### WRITTEN REQUEST
Transcribe the material below exactly as it appears.

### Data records
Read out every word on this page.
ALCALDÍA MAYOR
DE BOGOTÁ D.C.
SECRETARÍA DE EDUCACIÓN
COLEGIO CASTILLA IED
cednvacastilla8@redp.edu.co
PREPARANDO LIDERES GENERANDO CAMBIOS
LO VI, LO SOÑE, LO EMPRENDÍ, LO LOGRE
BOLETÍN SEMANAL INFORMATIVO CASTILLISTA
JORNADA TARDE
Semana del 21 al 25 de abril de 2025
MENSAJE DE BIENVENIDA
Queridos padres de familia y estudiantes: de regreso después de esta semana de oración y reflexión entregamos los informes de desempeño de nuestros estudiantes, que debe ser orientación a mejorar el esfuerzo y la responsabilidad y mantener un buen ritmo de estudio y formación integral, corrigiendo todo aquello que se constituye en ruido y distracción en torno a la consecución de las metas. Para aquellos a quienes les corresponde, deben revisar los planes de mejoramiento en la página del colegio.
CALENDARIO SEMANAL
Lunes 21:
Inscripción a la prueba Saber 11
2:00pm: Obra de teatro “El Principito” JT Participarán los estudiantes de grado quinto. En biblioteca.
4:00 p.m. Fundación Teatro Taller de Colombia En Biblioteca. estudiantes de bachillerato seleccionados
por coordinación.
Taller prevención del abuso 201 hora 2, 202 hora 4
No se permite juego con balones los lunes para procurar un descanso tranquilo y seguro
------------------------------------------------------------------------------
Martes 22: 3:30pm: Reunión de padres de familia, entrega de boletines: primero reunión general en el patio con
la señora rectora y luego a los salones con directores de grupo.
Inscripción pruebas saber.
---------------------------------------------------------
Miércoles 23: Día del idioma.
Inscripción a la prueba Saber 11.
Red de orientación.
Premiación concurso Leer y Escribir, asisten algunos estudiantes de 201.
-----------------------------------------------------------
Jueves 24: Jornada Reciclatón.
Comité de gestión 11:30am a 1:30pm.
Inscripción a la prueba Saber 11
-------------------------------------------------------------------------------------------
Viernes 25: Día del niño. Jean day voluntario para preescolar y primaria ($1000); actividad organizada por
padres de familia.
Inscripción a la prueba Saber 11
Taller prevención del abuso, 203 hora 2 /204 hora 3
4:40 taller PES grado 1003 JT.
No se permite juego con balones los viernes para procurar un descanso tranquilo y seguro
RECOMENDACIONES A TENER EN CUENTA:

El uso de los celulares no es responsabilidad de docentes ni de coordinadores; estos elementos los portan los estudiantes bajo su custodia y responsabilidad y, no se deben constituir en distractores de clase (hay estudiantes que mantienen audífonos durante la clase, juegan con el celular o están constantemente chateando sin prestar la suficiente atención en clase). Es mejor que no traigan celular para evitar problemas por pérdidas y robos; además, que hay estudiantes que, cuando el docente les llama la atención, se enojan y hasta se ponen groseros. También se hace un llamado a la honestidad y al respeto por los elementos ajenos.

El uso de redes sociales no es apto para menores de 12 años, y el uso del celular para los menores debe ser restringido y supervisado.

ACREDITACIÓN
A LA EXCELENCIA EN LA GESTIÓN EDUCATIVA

### THE REPLY
Read out every word on this page.
ALCALDÍA MAYOR
DE BOGOTÁ D.C.
SECRETARÍA DE EDUCACIÓN
COLEGIO CASTILLA IED
cednvacastilla8@redp.edu.co
PREPARANDO LIDERES GENERANDO CAMBIOS
LO VI, LO SOÑE, LO EMPRENDÍ, LO LOGRE
BOLETÍN SEMANAL INFORMATIVO CASTILLISTA
JORNADA TARDE
Semana del 21 al 25 de abril de 2025
MENSAJE DE BIENVENIDA
Queridos padres de familia y estudiantes: de regreso después de esta semana de oración y reflexión entregamos los informes de desempeño de nuestros estudiantes, que debe ser orientación a mejorar el esfuerzo y la responsabilidad y mantener un buen ritmo de estudio y formación integral, corrigiendo todo aquello que se constituye en ruido y distracción en torno a la consecución de las metas. Para aquellos a quienes les corresponde, deben revisar los planes de mejoramiento en la página del colegio.
CALENDARIO SEMANAL
Lunes 21:
Inscripción a la prueba Saber 11
2:00pm: Obra de teatro “El Principito” JT Participarán los estudiantes de grado quinto. En biblioteca.
4:00 p.m. Fundación Teatro Taller de Colombia En Biblioteca. estudiantes de bachillerato seleccionados
por coordinación.
Taller prevención del abuso 201 hora 2, 202 hora 4
No se permite juego con balones los lunes para procurar un descanso tranquilo y seguro
------------------------------------------------------------------------------
Martes 22: 3:30pm: Reunión de padres de familia, entrega de boletines: primero reunión general en el patio con
la señora rectora y luego a los salones con directores de grupo.
Inscripción pruebas saber.
---------------------------------------------------------
Miércoles 23: Día del idioma.
Inscripción a la prueba Saber 11.
Red de orientación.
Premiación concurso Leer y Escribir, asisten algunos estudiantes de 201.
-----------------------------------------------------------
Jueves 24: Jornada Reciclatón.
Comité de gestión 11:30am a 1:30pm.
Inscripción a la prueba Saber 11
-------------------------------------------------------------------------------------------
Viernes 25: Día del niño. Jean day voluntario para preescolar y primaria ($1000); actividad organizada por
padres de familia.
Inscripción a la prueba Saber 11
Taller prevención del abuso, 203 hora 2 /204 hora 3
4:40 taller PES grado 1003 JT.
No se permite juego con balones los viernes para procurar un descanso tranquilo y seguro
RECOMENDACIONES A TENER EN CUENTA:

El uso de los celulares no es responsabilidad de docentes ni de coordinadores; estos elementos los portan los estudiantes bajo su custodia y responsabilidad y, no se deben constituir en distractores de clase (hay estudiantes que mantienen audífonos durante la clase, juegan con el celular o están constantemente chateando sin prestar la suficiente atención en clase). Es mejor que no traigan celular para evitar problemas por pérdidas y robos; además, que hay estudiantes que, cuando el docente les llama la atención, se enojan y hasta se ponen groseros. También se hace un llamado a la honestidad y al respeto por los elementos ajenos.

El uso de redes sociales no es apto para menores de 12 años, y el uso del celular para los menores debe ser restringido y supervisado.

ACREDITACIÓN
A LA EXCELENCIA EN LA GESTIÓN EDUCATIVA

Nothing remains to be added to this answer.